▸ **Job**
Write out the rows word for word, starting with the first one and ending with the line that contains "section2-title-bar (78, 676, 1002, 728)", both ends included.

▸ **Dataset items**
------------------------------------------------

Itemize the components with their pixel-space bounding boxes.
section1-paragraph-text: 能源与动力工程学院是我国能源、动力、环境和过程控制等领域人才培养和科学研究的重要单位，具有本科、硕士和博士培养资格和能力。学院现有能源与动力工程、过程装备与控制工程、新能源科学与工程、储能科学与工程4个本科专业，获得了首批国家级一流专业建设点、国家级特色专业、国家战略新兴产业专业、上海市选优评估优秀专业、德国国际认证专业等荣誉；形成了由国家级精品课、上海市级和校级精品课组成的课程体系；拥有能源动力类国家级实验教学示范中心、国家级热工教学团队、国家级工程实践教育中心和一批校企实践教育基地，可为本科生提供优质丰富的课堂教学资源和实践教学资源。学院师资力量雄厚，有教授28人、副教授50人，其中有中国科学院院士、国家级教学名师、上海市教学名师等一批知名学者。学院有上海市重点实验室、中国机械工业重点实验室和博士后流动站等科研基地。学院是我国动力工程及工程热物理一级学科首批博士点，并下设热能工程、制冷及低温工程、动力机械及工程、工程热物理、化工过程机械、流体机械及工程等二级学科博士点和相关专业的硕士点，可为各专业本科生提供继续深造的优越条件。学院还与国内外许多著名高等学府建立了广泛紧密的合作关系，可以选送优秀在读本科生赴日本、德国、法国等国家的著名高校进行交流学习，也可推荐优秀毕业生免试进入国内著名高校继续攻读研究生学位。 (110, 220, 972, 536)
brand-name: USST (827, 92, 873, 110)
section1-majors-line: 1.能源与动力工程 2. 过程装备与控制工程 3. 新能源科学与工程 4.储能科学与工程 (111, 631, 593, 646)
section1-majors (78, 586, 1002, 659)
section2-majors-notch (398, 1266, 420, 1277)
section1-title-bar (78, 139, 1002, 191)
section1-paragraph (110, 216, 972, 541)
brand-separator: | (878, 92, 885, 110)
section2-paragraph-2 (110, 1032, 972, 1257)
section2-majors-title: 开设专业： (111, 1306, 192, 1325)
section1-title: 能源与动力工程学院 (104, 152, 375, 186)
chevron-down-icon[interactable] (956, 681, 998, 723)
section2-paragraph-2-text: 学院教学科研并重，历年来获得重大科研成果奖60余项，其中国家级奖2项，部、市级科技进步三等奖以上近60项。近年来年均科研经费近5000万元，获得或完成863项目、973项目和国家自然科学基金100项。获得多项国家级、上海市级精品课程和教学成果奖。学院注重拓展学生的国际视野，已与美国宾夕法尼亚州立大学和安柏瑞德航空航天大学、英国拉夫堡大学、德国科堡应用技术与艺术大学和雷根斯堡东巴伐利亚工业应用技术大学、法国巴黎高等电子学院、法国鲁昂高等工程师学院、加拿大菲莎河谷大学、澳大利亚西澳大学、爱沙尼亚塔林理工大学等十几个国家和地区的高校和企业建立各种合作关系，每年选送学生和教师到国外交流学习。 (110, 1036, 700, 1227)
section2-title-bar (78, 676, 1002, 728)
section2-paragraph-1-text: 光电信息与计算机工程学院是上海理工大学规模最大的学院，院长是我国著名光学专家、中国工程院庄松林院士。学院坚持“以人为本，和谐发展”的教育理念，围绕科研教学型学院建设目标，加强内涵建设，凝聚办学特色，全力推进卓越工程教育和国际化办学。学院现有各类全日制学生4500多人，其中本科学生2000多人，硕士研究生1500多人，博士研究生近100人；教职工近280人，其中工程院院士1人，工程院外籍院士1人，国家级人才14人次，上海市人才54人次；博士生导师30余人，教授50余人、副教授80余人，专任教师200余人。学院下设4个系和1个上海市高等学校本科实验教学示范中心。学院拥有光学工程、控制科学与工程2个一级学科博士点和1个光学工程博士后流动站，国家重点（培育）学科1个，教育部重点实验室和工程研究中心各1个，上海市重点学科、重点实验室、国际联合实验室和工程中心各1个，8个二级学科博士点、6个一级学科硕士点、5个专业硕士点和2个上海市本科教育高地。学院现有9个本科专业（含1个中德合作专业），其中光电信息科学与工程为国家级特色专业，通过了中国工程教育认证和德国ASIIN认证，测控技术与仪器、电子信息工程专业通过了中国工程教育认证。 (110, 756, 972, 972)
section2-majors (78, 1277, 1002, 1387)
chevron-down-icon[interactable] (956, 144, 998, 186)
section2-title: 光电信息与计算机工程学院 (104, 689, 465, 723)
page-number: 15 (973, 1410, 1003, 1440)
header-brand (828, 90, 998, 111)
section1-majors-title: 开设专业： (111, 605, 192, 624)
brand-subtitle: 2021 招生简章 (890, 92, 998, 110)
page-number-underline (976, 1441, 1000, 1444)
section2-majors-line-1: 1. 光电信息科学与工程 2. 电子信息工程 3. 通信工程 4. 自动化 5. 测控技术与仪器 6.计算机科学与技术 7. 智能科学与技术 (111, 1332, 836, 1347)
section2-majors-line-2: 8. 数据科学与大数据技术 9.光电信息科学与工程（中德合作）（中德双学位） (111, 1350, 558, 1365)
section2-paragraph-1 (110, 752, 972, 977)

------------------------------------------------

▸ **Task solution**
Itemize the components with their pixel-space bounding boxes.
section1-paragraph-text: 能源与动力工程学院是我国能源、动力、环境和过程控制等领域人才培养和科学研究的重要单位，具有本科、硕士和博士培养资格和能力。学院现有能源与动力工程、过程装备与控制工程、新能源科学与工程、储能科学与工程4个本科专业，获得了首批国家级一流专业建设点、国家级特色专业、国家战略新兴产业专业、上海市选优评估优秀专业、德国国际认证专业等荣誉；形成了由国家级精品课、上海市级和校级精品课组成的课程体系；拥有能源动力类国家级实验教学示范中心、国家级热工教学团队、国家级工程实践教育中心和一批校企实践教育基地，可为本科生提供优质丰富的课堂教学资源和实践教学资源。学院师资力量雄厚，有教授28人、副教授50人，其中有中国科学院院士、国家级教学名师、上海市教学名师等一批知名学者。学院有上海市重点实验室、中国机械工业重点实验室和博士后流动站等科研基地。学院是我国动力工程及工程热物理一级学科首批博士点，并下设热能工程、制冷及低温工程、动力机械及工程、工程热物理、化工过程机械、流体机械及工程等二级学科博士点和相关专业的硕士点，可为各专业本科生提供继续深造的优越条件。学院还与国内外许多著名高等学府建立了广泛紧密的合作关系，可以选送优秀在读本科生赴日本、德国、法国等国家的著名高校进行交流学习，也可推荐优秀毕业生免试进入国内著名高校继续攻读研究生学位。 (110, 220, 972, 536)
brand-name: USST (827, 92, 873, 110)
section1-majors-line: 1.能源与动力工程 2. 过程装备与控制工程 3. 新能源科学与工程 4.储能科学与工程 (111, 631, 593, 646)
section1-majors (78, 586, 1002, 659)
section2-majors-notch (398, 1266, 420, 1277)
section1-title-bar (78, 139, 1002, 191)
section1-paragraph (110, 216, 972, 541)
brand-separator: | (878, 92, 885, 110)
section2-paragraph-2 (110, 1032, 972, 1257)
section2-majors-title: 开设专业： (111, 1306, 192, 1325)
section1-title: 能源与动力工程学院 (104, 152, 375, 186)
chevron-down-icon[interactable] (956, 681, 998, 723)
section2-paragraph-2-text: 学院教学科研并重，历年来获得重大科研成果奖60余项，其中国家级奖2项，部、市级科技进步三等奖以上近60项。近年来年均科研经费近5000万元，获得或完成863项目、973项目和国家自然科学基金100项。获得多项国家级、上海市级精品课程和教学成果奖。学院注重拓展学生的国际视野，已与美国宾夕法尼亚州立大学和安柏瑞德航空航天大学、英国拉夫堡大学、德国科堡应用技术与艺术大学和雷根斯堡东巴伐利亚工业应用技术大学、法国巴黎高等电子学院、法国鲁昂高等工程师学院、加拿大菲莎河谷大学、澳大利亚西澳大学、爱沙尼亚塔林理工大学等十几个国家和地区的高校和企业建立各种合作关系，每年选送学生和教师到国外交流学习。 (110, 1036, 700, 1227)
section2-title-bar (78, 676, 1002, 728)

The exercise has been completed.